-- START --
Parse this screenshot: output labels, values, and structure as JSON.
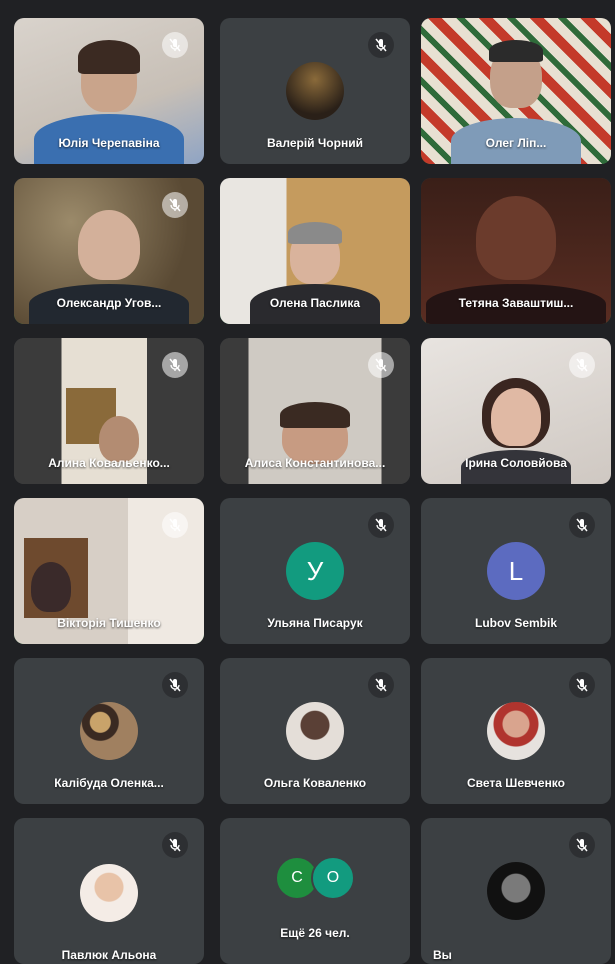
{
  "participants": [
    {
      "name": "Юлія Черепавіна",
      "muted": true
    },
    {
      "name": "Валерій Чорний",
      "muted": true
    },
    {
      "name": "Олег Ліп...",
      "muted": false
    },
    {
      "name": "Олександр Угов...",
      "muted": true
    },
    {
      "name": "Олена Паслика",
      "muted": false
    },
    {
      "name": "Тетяна Заваштиш...",
      "muted": false
    },
    {
      "name": "Алина Ковальенко...",
      "muted": true
    },
    {
      "name": "Алиса Константинова...",
      "muted": true
    },
    {
      "name": "Ірина Соловйова",
      "muted": true
    },
    {
      "name": "Вікторія Тишенко",
      "muted": true
    },
    {
      "name": "Ульяна Писарук",
      "muted": true,
      "initial": "У",
      "avatar_color": "#129b7f"
    },
    {
      "name": "Lubov Sembik",
      "muted": true,
      "initial": "L",
      "avatar_color": "#5c6bc0"
    },
    {
      "name": "Калібуда Оленка...",
      "muted": true
    },
    {
      "name": "Ольга Коваленко",
      "muted": true
    },
    {
      "name": "Света Шевченко",
      "muted": true
    },
    {
      "name": "Павлюк Альона",
      "muted": true
    },
    {
      "name": "Ещё 26 чел.",
      "muted": false,
      "others": [
        "C",
        "O"
      ]
    },
    {
      "name": "Вы",
      "muted": true
    }
  ],
  "colors": {
    "background": "#202124",
    "tile": "#3c4043",
    "active_border": "#1e8e3e"
  },
  "icons": {
    "mic_off": "mic-off-icon"
  }
}
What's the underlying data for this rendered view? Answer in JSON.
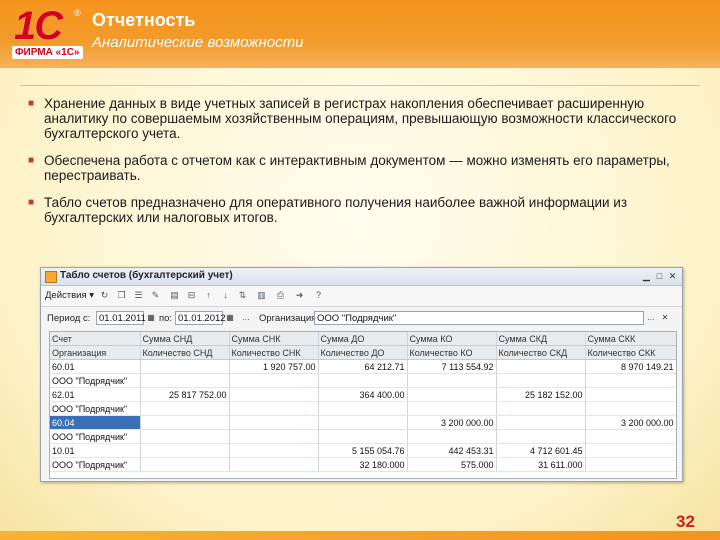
{
  "header": {
    "logo_text": "1С",
    "logo_reg": "®",
    "logo_caption": "ФИРМА «1С»",
    "title": "Отчетность",
    "subtitle": "Аналитические возможности"
  },
  "bullets": [
    "Хранение данных в виде учетных записей в регистрах накопления обеспечивает расширенную аналитику по совершаемым хозяйственным операциям, превышающую возможности классического бухгалтерского учета.",
    "Обеспечена работа с отчетом как с интерактивным документом — можно изменять его параметры, перестраивать.",
    "Табло счетов предназначено для оперативного получения наиболее важной информации из бухгалтерских или налоговых итогов."
  ],
  "window": {
    "title": "Табло счетов (бухгалтерский учет)",
    "toolbar": {
      "actions_label": "Действия ▾"
    },
    "params": {
      "period_label": "Период с:",
      "period_from": "01.01.2011",
      "to_label": "по:",
      "period_to": "01.01.2012",
      "org_label": "Организация:",
      "org_value": "ООО \"Подрядчик\""
    },
    "grid": {
      "header1": [
        "Счет",
        "Сумма СНД",
        "Сумма СНК",
        "Сумма ДО",
        "Сумма КО",
        "Сумма СКД",
        "Сумма СКК"
      ],
      "header2": [
        "Организация",
        "Количество СНД",
        "Количество СНК",
        "Количество ДО",
        "Количество КО",
        "Количество СКД",
        "Количество СКК"
      ],
      "rows": [
        [
          "60.01",
          "",
          "1 920 757.00",
          "64 212.71",
          "7 113 554.92",
          "",
          "8 970 149.21"
        ],
        [
          "ООО \"Подрядчик\"",
          "",
          "",
          "",
          "",
          "",
          ""
        ],
        [
          "62.01",
          "25 817 752.00",
          "",
          "364 400.00",
          "",
          "25 182 152.00",
          ""
        ],
        [
          "ООО \"Подрядчик\"",
          "",
          "",
          "",
          "",
          "",
          ""
        ],
        [
          "60.04",
          "",
          "",
          "",
          "3 200 000.00",
          "",
          "3 200 000.00"
        ],
        [
          "ООО \"Подрядчик\"",
          "",
          "",
          "",
          "",
          "",
          ""
        ],
        [
          "10.01",
          "",
          "",
          "5 155 054.76",
          "442 453.31",
          "4 712 601.45",
          ""
        ],
        [
          "ООО \"Подрядчик\"",
          "",
          "",
          "32 180.000",
          "575.000",
          "31 611.000",
          ""
        ]
      ],
      "selected_row": 4
    }
  },
  "page_number": "32",
  "colors": {
    "accent": "#f7941d",
    "brand_red": "#d6001c",
    "selection": "#3a6fb5"
  }
}
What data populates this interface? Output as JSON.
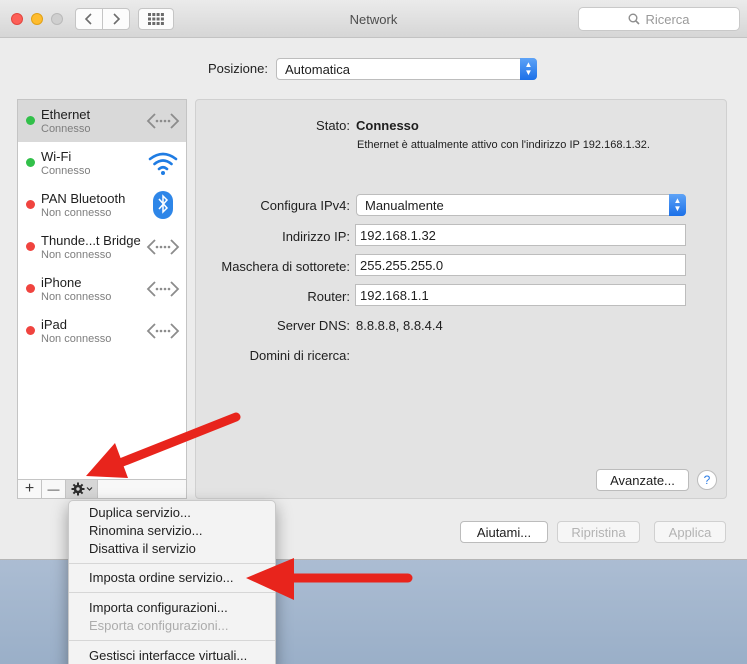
-- END --
Only a number is wanted: how many lines contain "возможности"?

2